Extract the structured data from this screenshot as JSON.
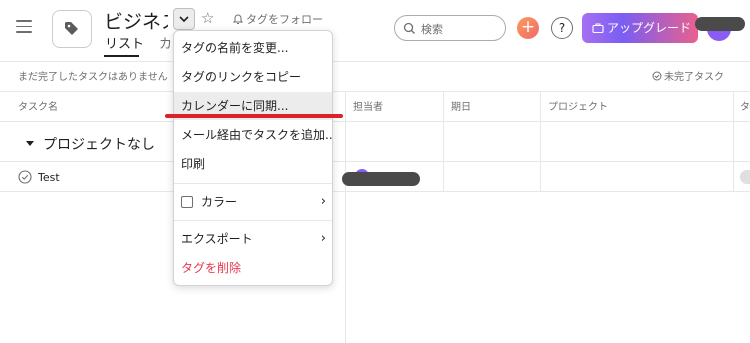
{
  "header": {
    "title": "ビジネス",
    "follow_label": "タグをフォロー",
    "tabs": [
      {
        "label": "リスト"
      },
      {
        "label": "カレンダー"
      }
    ],
    "search_placeholder": "検索",
    "plus_label": "+",
    "help_label": "?",
    "upgrade_label": "アップグレード"
  },
  "toolbar": {
    "status_text": "まだ完了したタスクはありません",
    "incomplete_label": "未完了タスク"
  },
  "table": {
    "columns": [
      "タスク名",
      "担当者",
      "期日",
      "プロジェクト",
      "タ"
    ],
    "section_label": "プロジェクトなし",
    "rows": [
      {
        "task": "Test"
      }
    ]
  },
  "menu": {
    "items": [
      {
        "label": "タグの名前を変更..."
      },
      {
        "label": "タグのリンクをコピー"
      },
      {
        "label": "カレンダーに同期..."
      },
      {
        "label": "メール経由でタスクを追加..."
      },
      {
        "label": "印刷"
      },
      {
        "label": "カラー"
      },
      {
        "label": "エクスポート"
      },
      {
        "label": "タグを削除"
      }
    ],
    "highlighted_index": 2
  },
  "colors": {
    "upgrade_gradient": [
      "#a76ff3",
      "#e9608e"
    ],
    "danger": "#e8384f",
    "annotation_underline": "#d8232a",
    "avatar": "#8a5cf5"
  }
}
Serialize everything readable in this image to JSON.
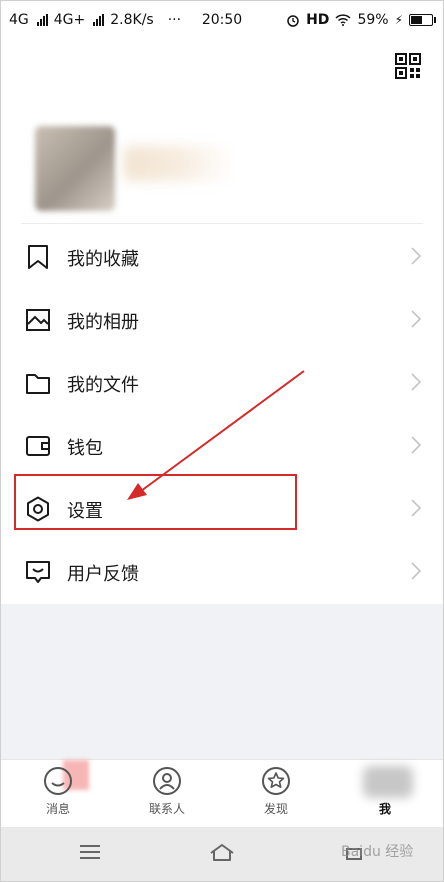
{
  "status_bar": {
    "network1": "4G",
    "network2": "4G+",
    "speed": "2.8K/s",
    "dots": "···",
    "time": "20:50",
    "hd": "HD",
    "battery_pct": "59%",
    "battery_level": 0.59
  },
  "menu": {
    "items": [
      {
        "label": "我的收藏",
        "icon": "bookmark-icon"
      },
      {
        "label": "我的相册",
        "icon": "image-icon"
      },
      {
        "label": "我的文件",
        "icon": "folder-icon"
      },
      {
        "label": "钱包",
        "icon": "wallet-icon"
      },
      {
        "label": "设置",
        "icon": "settings-icon"
      },
      {
        "label": "用户反馈",
        "icon": "feedback-icon"
      }
    ]
  },
  "tabs": [
    {
      "label": "消息",
      "icon": "chat-icon"
    },
    {
      "label": "联系人",
      "icon": "contacts-icon"
    },
    {
      "label": "发现",
      "icon": "discover-icon"
    },
    {
      "label": "我",
      "icon": "profile-icon"
    }
  ],
  "watermark": "Baidu 经验",
  "colors": {
    "highlight": "#d42a2a",
    "background": "#ffffff",
    "grey_area": "#f1f2f5"
  }
}
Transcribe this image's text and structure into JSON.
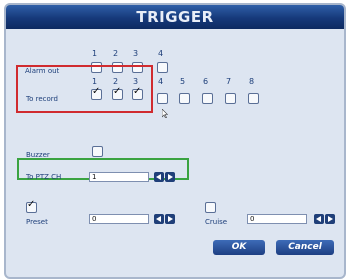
{
  "title": "TRIGGER",
  "alarm_out": {
    "label": "Alarm out",
    "channels": [
      "1",
      "2",
      "3",
      "4"
    ]
  },
  "to_record": {
    "label": "To record",
    "channels": [
      "1",
      "2",
      "3",
      "4",
      "5",
      "6",
      "7",
      "8"
    ],
    "checked": [
      "1",
      "2",
      "3"
    ]
  },
  "buzzer": {
    "label": "Buzzer",
    "checked": false
  },
  "to_ptz": {
    "label": "To PTZ CH",
    "value": "1"
  },
  "preset": {
    "label": "Preset",
    "value": "0",
    "checked": true
  },
  "cruise": {
    "label": "Cruise",
    "value": "0",
    "checked": false
  },
  "buttons": {
    "ok": "OK",
    "cancel": "Cancel"
  },
  "colors": {
    "title_bar": "#16397a",
    "dialog_bg": "#dde5f1",
    "label": "#1e3f7a",
    "highlight_red": "#d02b2f",
    "highlight_green": "#3aa341"
  }
}
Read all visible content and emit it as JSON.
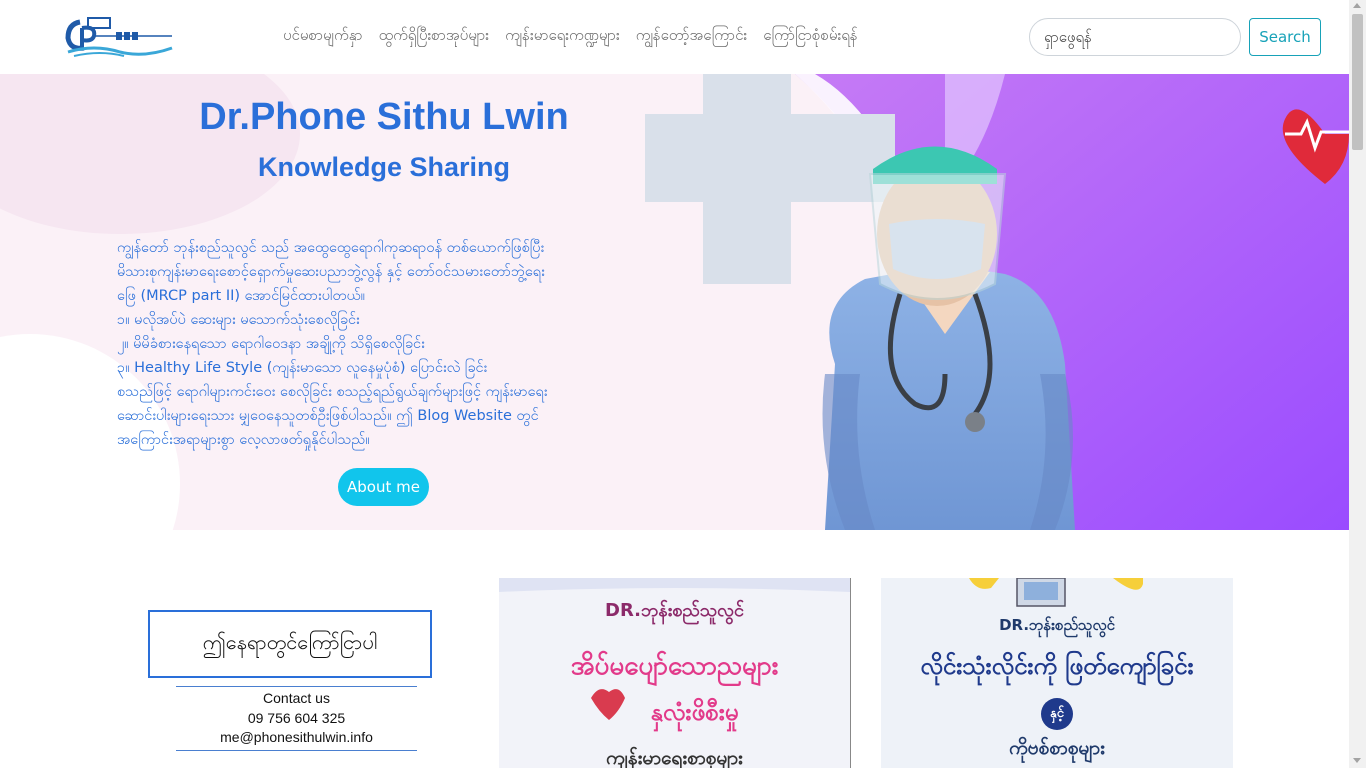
= = = = = = =
Repeat the records in full, exactly as they appear, without the pictures.

Extract the structured data from this screenshot as JSON.
{
  "header": {
    "title": "ビジネス",
    "follow_label": "タグをフォロー",
    "tabs": [
      {
        "label": "リスト"
      },
      {
        "label": "カレンダー"
      }
    ],
    "search_placeholder": "検索",
    "plus_label": "+",
    "help_label": "?",
    "upgrade_label": "アップグレード"
  },
  "toolbar": {
    "status_text": "まだ完了したタスクはありません",
    "incomplete_label": "未完了タスク"
  },
  "table": {
    "columns": [
      "タスク名",
      "担当者",
      "期日",
      "プロジェクト",
      "タ"
    ],
    "section_label": "プロジェクトなし",
    "rows": [
      {
        "task": "Test"
      }
    ]
  },
  "menu": {
    "items": [
      {
        "label": "タグの名前を変更..."
      },
      {
        "label": "タグのリンクをコピー"
      },
      {
        "label": "カレンダーに同期..."
      },
      {
        "label": "メール経由でタスクを追加..."
      },
      {
        "label": "印刷"
      },
      {
        "label": "カラー"
      },
      {
        "label": "エクスポート"
      },
      {
        "label": "タグを削除"
      }
    ],
    "highlighted_index": 2
  },
  "colors": {
    "upgrade_gradient": [
      "#a76ff3",
      "#e9608e"
    ],
    "danger": "#e8384f",
    "annotation_underline": "#d8232a",
    "avatar": "#8a5cf5"
  }
}
Serialize everything readable in this image to JSON.
{
  "status_bar": {
    "network1": "4G",
    "network2": "4G+",
    "speed": "2.8K/s",
    "dots": "···",
    "time": "20:50",
    "hd": "HD",
    "battery_pct": "59%",
    "battery_level": 0.59
  },
  "menu": {
    "items": [
      {
        "label": "我的收藏",
        "icon": "bookmark-icon"
      },
      {
        "label": "我的相册",
        "icon": "image-icon"
      },
      {
        "label": "我的文件",
        "icon": "folder-icon"
      },
      {
        "label": "钱包",
        "icon": "wallet-icon"
      },
      {
        "label": "设置",
        "icon": "settings-icon"
      },
      {
        "label": "用户反馈",
        "icon": "feedback-icon"
      }
    ]
  },
  "tabs": [
    {
      "label": "消息",
      "icon": "chat-icon"
    },
    {
      "label": "联系人",
      "icon": "contacts-icon"
    },
    {
      "label": "发现",
      "icon": "discover-icon"
    },
    {
      "label": "我",
      "icon": "profile-icon"
    }
  ],
  "watermark": "Baidu 经验",
  "colors": {
    "highlight": "#d42a2a",
    "background": "#ffffff",
    "grey_area": "#f1f2f5"
  }
}
Transcribe this image's text and structure into JSON.
{
  "title": "TRIGGER",
  "alarm_out": {
    "label": "Alarm out",
    "channels": [
      "1",
      "2",
      "3",
      "4"
    ]
  },
  "to_record": {
    "label": "To record",
    "channels": [
      "1",
      "2",
      "3",
      "4",
      "5",
      "6",
      "7",
      "8"
    ],
    "checked": [
      "1",
      "2",
      "3"
    ]
  },
  "buzzer": {
    "label": "Buzzer",
    "checked": false
  },
  "to_ptz": {
    "label": "To PTZ CH",
    "value": "1"
  },
  "preset": {
    "label": "Preset",
    "value": "0",
    "checked": true
  },
  "cruise": {
    "label": "Cruise",
    "value": "0",
    "checked": false
  },
  "buttons": {
    "ok": "OK",
    "cancel": "Cancel"
  },
  "colors": {
    "title_bar": "#16397a",
    "dialog_bg": "#dde5f1",
    "label": "#1e3f7a",
    "highlight_red": "#d02b2f",
    "highlight_green": "#3aa341"
  }
}
Read all visible content and emit it as JSON.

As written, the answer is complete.